Data items
::::::::
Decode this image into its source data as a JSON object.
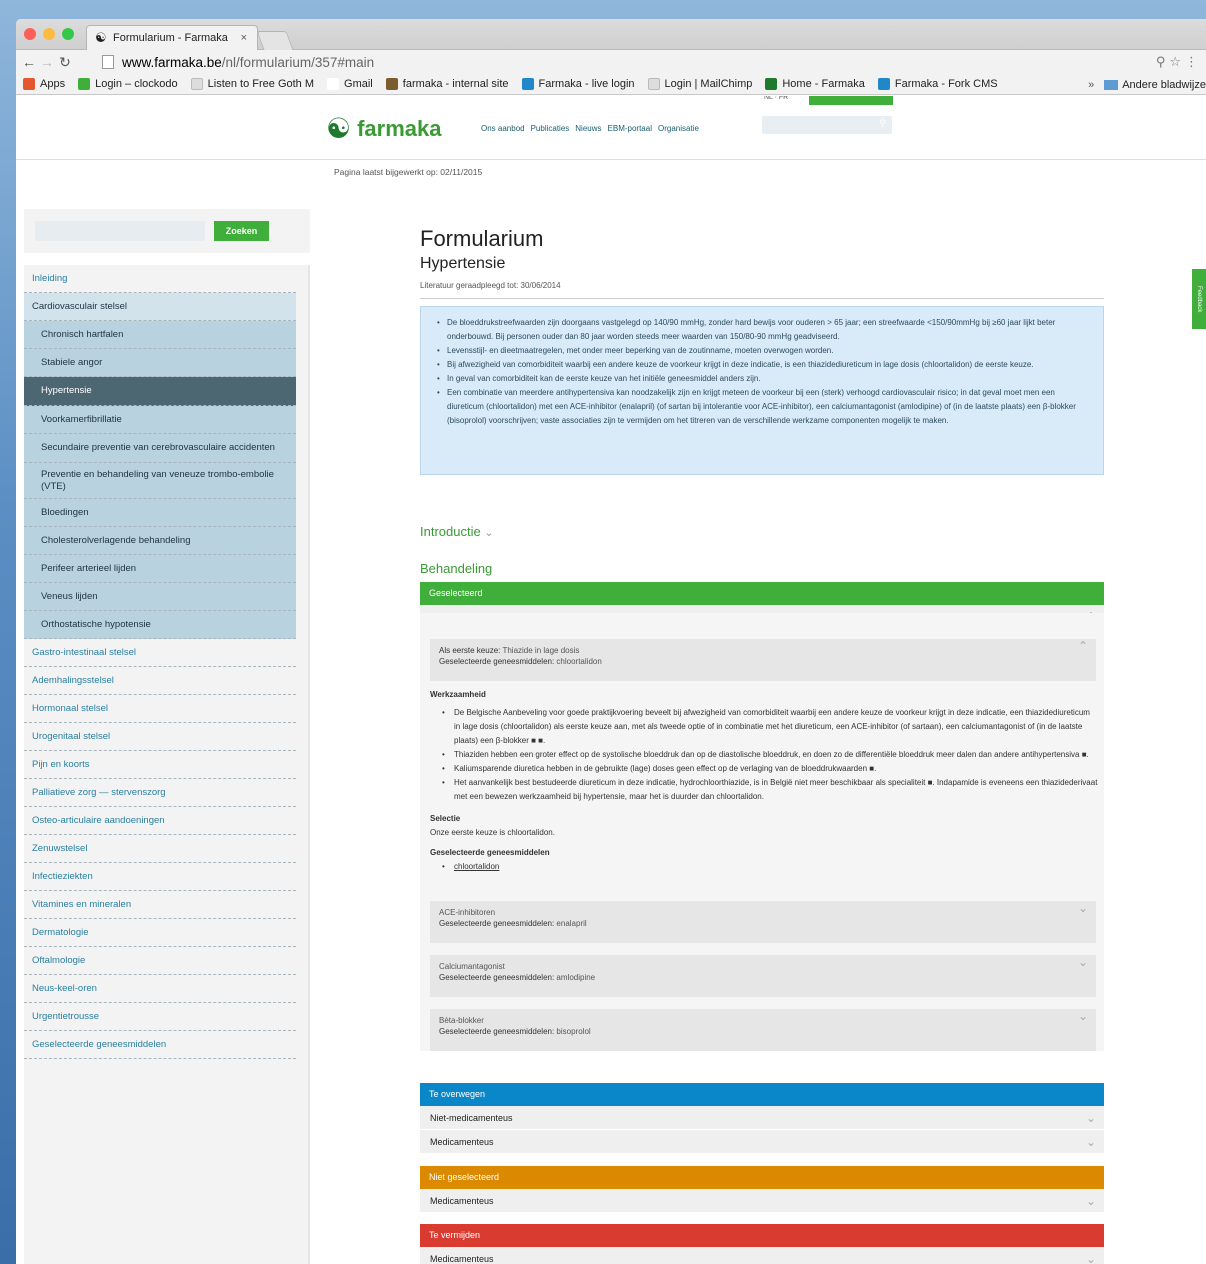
{
  "browser": {
    "tab_title": "Formularium - Farmaka",
    "tab_close": "×",
    "url_domain": "www.farmaka.be",
    "url_path": "/nl/formularium/357#main",
    "bookmarks": [
      {
        "label": "Apps"
      },
      {
        "label": "Login – clockodo"
      },
      {
        "label": "Listen to Free Goth M"
      },
      {
        "label": "Gmail"
      },
      {
        "label": "farmaka - internal site"
      },
      {
        "label": "Farmaka - live login"
      },
      {
        "label": "Login | MailChimp"
      },
      {
        "label": "Home - Farmaka"
      },
      {
        "label": "Farmaka - Fork CMS"
      }
    ],
    "bookmarks_more": "»",
    "other_bookmarks": "Andere bladwijze"
  },
  "site": {
    "logo_text": "farmaka",
    "nav": [
      "Ons aanbod",
      "Publicaties",
      "Nieuws",
      "EBM-portaal",
      "Organisatie"
    ],
    "updated": "Pagina laatst bijgewerkt op: 02/11/2015",
    "feedback": "Feedback"
  },
  "sidebar": {
    "search_button": "Zoeken",
    "items": [
      {
        "label": "Inleiding",
        "type": "top"
      },
      {
        "label": "Cardiovasculair stelsel",
        "type": "cat"
      },
      {
        "label": "Chronisch hartfalen",
        "type": "sub"
      },
      {
        "label": "Stabiele angor",
        "type": "sub"
      },
      {
        "label": "Hypertensie",
        "type": "active"
      },
      {
        "label": "Voorkamerfibrillatie",
        "type": "sub"
      },
      {
        "label": "Secundaire preventie van cerebrovasculaire accidenten",
        "type": "sub"
      },
      {
        "label": "Preventie en behandeling van veneuze trombo-embolie (VTE)",
        "type": "sub2"
      },
      {
        "label": "Bloedingen",
        "type": "sub"
      },
      {
        "label": "Cholesterolverlagende behandeling",
        "type": "sub"
      },
      {
        "label": "Perifeer arterieel lijden",
        "type": "sub"
      },
      {
        "label": "Veneus lijden",
        "type": "sub"
      },
      {
        "label": "Orthostatische hypotensie",
        "type": "sub"
      },
      {
        "label": "Gastro-intestinaal stelsel",
        "type": "top"
      },
      {
        "label": "Ademhalingsstelsel",
        "type": "top"
      },
      {
        "label": "Hormonaal stelsel",
        "type": "top"
      },
      {
        "label": "Urogenitaal stelsel",
        "type": "top"
      },
      {
        "label": "Pijn en koorts",
        "type": "top"
      },
      {
        "label": "Palliatieve zorg — stervenszorg",
        "type": "top"
      },
      {
        "label": "Osteo-articulaire aandoeningen",
        "type": "top"
      },
      {
        "label": "Zenuwstelsel",
        "type": "top"
      },
      {
        "label": "Infectieziekten",
        "type": "top"
      },
      {
        "label": "Vitamines en mineralen",
        "type": "top"
      },
      {
        "label": "Dermatologie",
        "type": "top"
      },
      {
        "label": "Oftalmologie",
        "type": "top"
      },
      {
        "label": "Neus-keel-oren",
        "type": "top"
      },
      {
        "label": "Urgentietrousse",
        "type": "top"
      },
      {
        "label": "Geselecteerde geneesmiddelen",
        "type": "top"
      }
    ]
  },
  "main": {
    "title": "Formularium",
    "subtitle": "Hypertensie",
    "literature": "Literatuur geraadpleegd tot: 30/06/2014",
    "summary": [
      "De bloeddrukstreefwaarden zijn doorgaans vastgelegd op 140/90 mmHg, zonder hard bewijs voor ouderen > 65 jaar; een streefwaarde <150/90mmHg bij ≥60 jaar lijkt beter onderbouwd. Bij personen ouder dan 80 jaar worden steeds meer waarden van 150/80-90 mmHg geadviseerd.",
      "Levensstijl- en dieetmaatregelen, met onder meer beperking van de zoutinname, moeten overwogen worden.",
      "Bij afwezigheid van comorbiditeit waarbij een andere keuze de voorkeur krijgt in deze indicatie, is een thiazidediureticum in lage dosis (chloortalidon) de eerste keuze.",
      "In geval van comorbiditeit kan de eerste keuze van het initiële geneesmiddel anders zijn.",
      "Een combinatie van meerdere antihypertensiva kan noodzakelijk zijn en krijgt meteen de voorkeur bij een (sterk) verhoogd cardiovasculair risico; in dat geval moet men een diureticum (chloortalidon) met een ACE-inhibitor (enalapril) (of sartan bij intolerantie voor ACE-inhibitor), een calciumantagonist (amlodipine) of (in de laatste plaats) een β-blokker (bisoprolol) voorschrijven; vaste associaties zijn te vermijden om het titreren van de verschillende werkzame componenten mogelijk te maken."
    ],
    "intro_label": "Introductie",
    "behandeling_label": "Behandeling",
    "selected_bar": "Geselecteerd",
    "medicamenteus": "Medicamenteus",
    "first_choice_label": "Als eerste keuze:",
    "first_choice_value": "Thiazide in lage dosis",
    "selected_drugs_label": "Geselecteerde geneesmiddelen:",
    "first_choice_drug": "chloortalidon",
    "werkzaamheid_title": "Werkzaamheid",
    "werkzaamheid": [
      "De Belgische Aanbeveling voor goede praktijkvoering beveelt bij afwezigheid van comorbiditeit waarbij een andere keuze de voorkeur krijgt in deze indicatie, een thiazidediureticum in lage dosis (chloortalidon) als eerste keuze aan, met als tweede optie of in combinatie met het diureticum, een ACE-inhibitor (of sartaan), een calciumantagonist of (in de laatste plaats) een β-blokker ■ ■.",
      "Thiaziden hebben een groter effect op de systolische bloeddruk dan op de diastolische bloeddruk, en doen zo de differentiële bloeddruk meer dalen dan andere antihypertensiva ■.",
      "Kaliumsparende diuretica hebben in de gebruikte (lage) doses geen effect op de verlaging van de bloeddrukwaarden ■.",
      "Het aanvankelijk best bestudeerde diureticum in deze indicatie, hydrochloorthiazide, is in België niet meer beschikbaar als specialiteit ■. Indapamide is eveneens een thiazidederivaat met een bewezen werkzaamheid bij hypertensie, maar het is duurder dan chloortalidon."
    ],
    "selectie_title": "Selectie",
    "selectie_text": "Onze eerste keuze is chloortalidon.",
    "selected_drugs_title": "Geselecteerde geneesmiddelen",
    "selected_drug_link": "chloortalidon",
    "options": [
      {
        "name": "ACE-inhibitoren",
        "drug": "enalapril"
      },
      {
        "name": "Calciumantagonist",
        "drug": "amlodipine"
      },
      {
        "name": "Bèta-blokker",
        "drug": "bisoprolol"
      }
    ],
    "te_overwegen": "Te overwegen",
    "niet_medicamenteus": "Niet-medicamenteus",
    "niet_geselecteerd": "Niet geselecteerd",
    "te_vermijden": "Te vermijden",
    "colors": {
      "green": "#3fae3a",
      "blue": "#0a87c8",
      "orange": "#db8a00",
      "red": "#d93b30"
    }
  }
}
::::::::
With the pictures omitted, reproduce the records in full and exactly.

§ **Finished task**
Decode this image into its source data as a JSON object.
{
  "browser": {
    "tab_title": "Formularium - Farmaka",
    "tab_close": "×",
    "url_domain": "www.farmaka.be",
    "url_path": "/nl/formularium/357#main",
    "bookmarks": [
      {
        "label": "Apps"
      },
      {
        "label": "Login – clockodo"
      },
      {
        "label": "Listen to Free Goth M"
      },
      {
        "label": "Gmail"
      },
      {
        "label": "farmaka - internal site"
      },
      {
        "label": "Farmaka - live login"
      },
      {
        "label": "Login | MailChimp"
      },
      {
        "label": "Home - Farmaka"
      },
      {
        "label": "Farmaka - Fork CMS"
      }
    ],
    "bookmarks_more": "»",
    "other_bookmarks": "Andere bladwijze"
  },
  "site": {
    "logo_text": "farmaka",
    "nav": [
      "Ons aanbod",
      "Publicaties",
      "Nieuws",
      "EBM-portaal",
      "Organisatie"
    ],
    "updated": "Pagina laatst bijgewerkt op: 02/11/2015",
    "feedback": "Feedback"
  },
  "sidebar": {
    "search_button": "Zoeken",
    "items": [
      {
        "label": "Inleiding",
        "type": "top"
      },
      {
        "label": "Cardiovasculair stelsel",
        "type": "cat"
      },
      {
        "label": "Chronisch hartfalen",
        "type": "sub"
      },
      {
        "label": "Stabiele angor",
        "type": "sub"
      },
      {
        "label": "Hypertensie",
        "type": "active"
      },
      {
        "label": "Voorkamerfibrillatie",
        "type": "sub"
      },
      {
        "label": "Secundaire preventie van cerebrovasculaire accidenten",
        "type": "sub"
      },
      {
        "label": "Preventie en behandeling van veneuze trombo-embolie (VTE)",
        "type": "sub2"
      },
      {
        "label": "Bloedingen",
        "type": "sub"
      },
      {
        "label": "Cholesterolverlagende behandeling",
        "type": "sub"
      },
      {
        "label": "Perifeer arterieel lijden",
        "type": "sub"
      },
      {
        "label": "Veneus lijden",
        "type": "sub"
      },
      {
        "label": "Orthostatische hypotensie",
        "type": "sub"
      },
      {
        "label": "Gastro-intestinaal stelsel",
        "type": "top"
      },
      {
        "label": "Ademhalingsstelsel",
        "type": "top"
      },
      {
        "label": "Hormonaal stelsel",
        "type": "top"
      },
      {
        "label": "Urogenitaal stelsel",
        "type": "top"
      },
      {
        "label": "Pijn en koorts",
        "type": "top"
      },
      {
        "label": "Palliatieve zorg — stervenszorg",
        "type": "top"
      },
      {
        "label": "Osteo-articulaire aandoeningen",
        "type": "top"
      },
      {
        "label": "Zenuwstelsel",
        "type": "top"
      },
      {
        "label": "Infectieziekten",
        "type": "top"
      },
      {
        "label": "Vitamines en mineralen",
        "type": "top"
      },
      {
        "label": "Dermatologie",
        "type": "top"
      },
      {
        "label": "Oftalmologie",
        "type": "top"
      },
      {
        "label": "Neus-keel-oren",
        "type": "top"
      },
      {
        "label": "Urgentietrousse",
        "type": "top"
      },
      {
        "label": "Geselecteerde geneesmiddelen",
        "type": "top"
      }
    ]
  },
  "main": {
    "title": "Formularium",
    "subtitle": "Hypertensie",
    "literature": "Literatuur geraadpleegd tot: 30/06/2014",
    "summary": [
      "De bloeddrukstreefwaarden zijn doorgaans vastgelegd op 140/90 mmHg, zonder hard bewijs voor ouderen > 65 jaar; een streefwaarde <150/90mmHg bij ≥60 jaar lijkt beter onderbouwd. Bij personen ouder dan 80 jaar worden steeds meer waarden van 150/80-90 mmHg geadviseerd.",
      "Levensstijl- en dieetmaatregelen, met onder meer beperking van de zoutinname, moeten overwogen worden.",
      "Bij afwezigheid van comorbiditeit waarbij een andere keuze de voorkeur krijgt in deze indicatie, is een thiazidediureticum in lage dosis (chloortalidon) de eerste keuze.",
      "In geval van comorbiditeit kan de eerste keuze van het initiële geneesmiddel anders zijn.",
      "Een combinatie van meerdere antihypertensiva kan noodzakelijk zijn en krijgt meteen de voorkeur bij een (sterk) verhoogd cardiovasculair risico; in dat geval moet men een diureticum (chloortalidon) met een ACE-inhibitor (enalapril) (of sartan bij intolerantie voor ACE-inhibitor), een calciumantagonist (amlodipine) of (in de laatste plaats) een β-blokker (bisoprolol) voorschrijven; vaste associaties zijn te vermijden om het titreren van de verschillende werkzame componenten mogelijk te maken."
    ],
    "intro_label": "Introductie",
    "behandeling_label": "Behandeling",
    "selected_bar": "Geselecteerd",
    "medicamenteus": "Medicamenteus",
    "first_choice_label": "Als eerste keuze:",
    "first_choice_value": "Thiazide in lage dosis",
    "selected_drugs_label": "Geselecteerde geneesmiddelen:",
    "first_choice_drug": "chloortalidon",
    "werkzaamheid_title": "Werkzaamheid",
    "werkzaamheid": [
      "De Belgische Aanbeveling voor goede praktijkvoering beveelt bij afwezigheid van comorbiditeit waarbij een andere keuze de voorkeur krijgt in deze indicatie, een thiazidediureticum in lage dosis (chloortalidon) als eerste keuze aan, met als tweede optie of in combinatie met het diureticum, een ACE-inhibitor (of sartaan), een calciumantagonist of (in de laatste plaats) een β-blokker ■ ■.",
      "Thiaziden hebben een groter effect op de systolische bloeddruk dan op de diastolische bloeddruk, en doen zo de differentiële bloeddruk meer dalen dan andere antihypertensiva ■.",
      "Kaliumsparende diuretica hebben in de gebruikte (lage) doses geen effect op de verlaging van de bloeddrukwaarden ■.",
      "Het aanvankelijk best bestudeerde diureticum in deze indicatie, hydrochloorthiazide, is in België niet meer beschikbaar als specialiteit ■. Indapamide is eveneens een thiazidederivaat met een bewezen werkzaamheid bij hypertensie, maar het is duurder dan chloortalidon."
    ],
    "selectie_title": "Selectie",
    "selectie_text": "Onze eerste keuze is chloortalidon.",
    "selected_drugs_title": "Geselecteerde geneesmiddelen",
    "selected_drug_link": "chloortalidon",
    "options": [
      {
        "name": "ACE-inhibitoren",
        "drug": "enalapril"
      },
      {
        "name": "Calciumantagonist",
        "drug": "amlodipine"
      },
      {
        "name": "Bèta-blokker",
        "drug": "bisoprolol"
      }
    ],
    "te_overwegen": "Te overwegen",
    "niet_medicamenteus": "Niet-medicamenteus",
    "niet_geselecteerd": "Niet geselecteerd",
    "te_vermijden": "Te vermijden",
    "colors": {
      "green": "#3fae3a",
      "blue": "#0a87c8",
      "orange": "#db8a00",
      "red": "#d93b30"
    }
  }
}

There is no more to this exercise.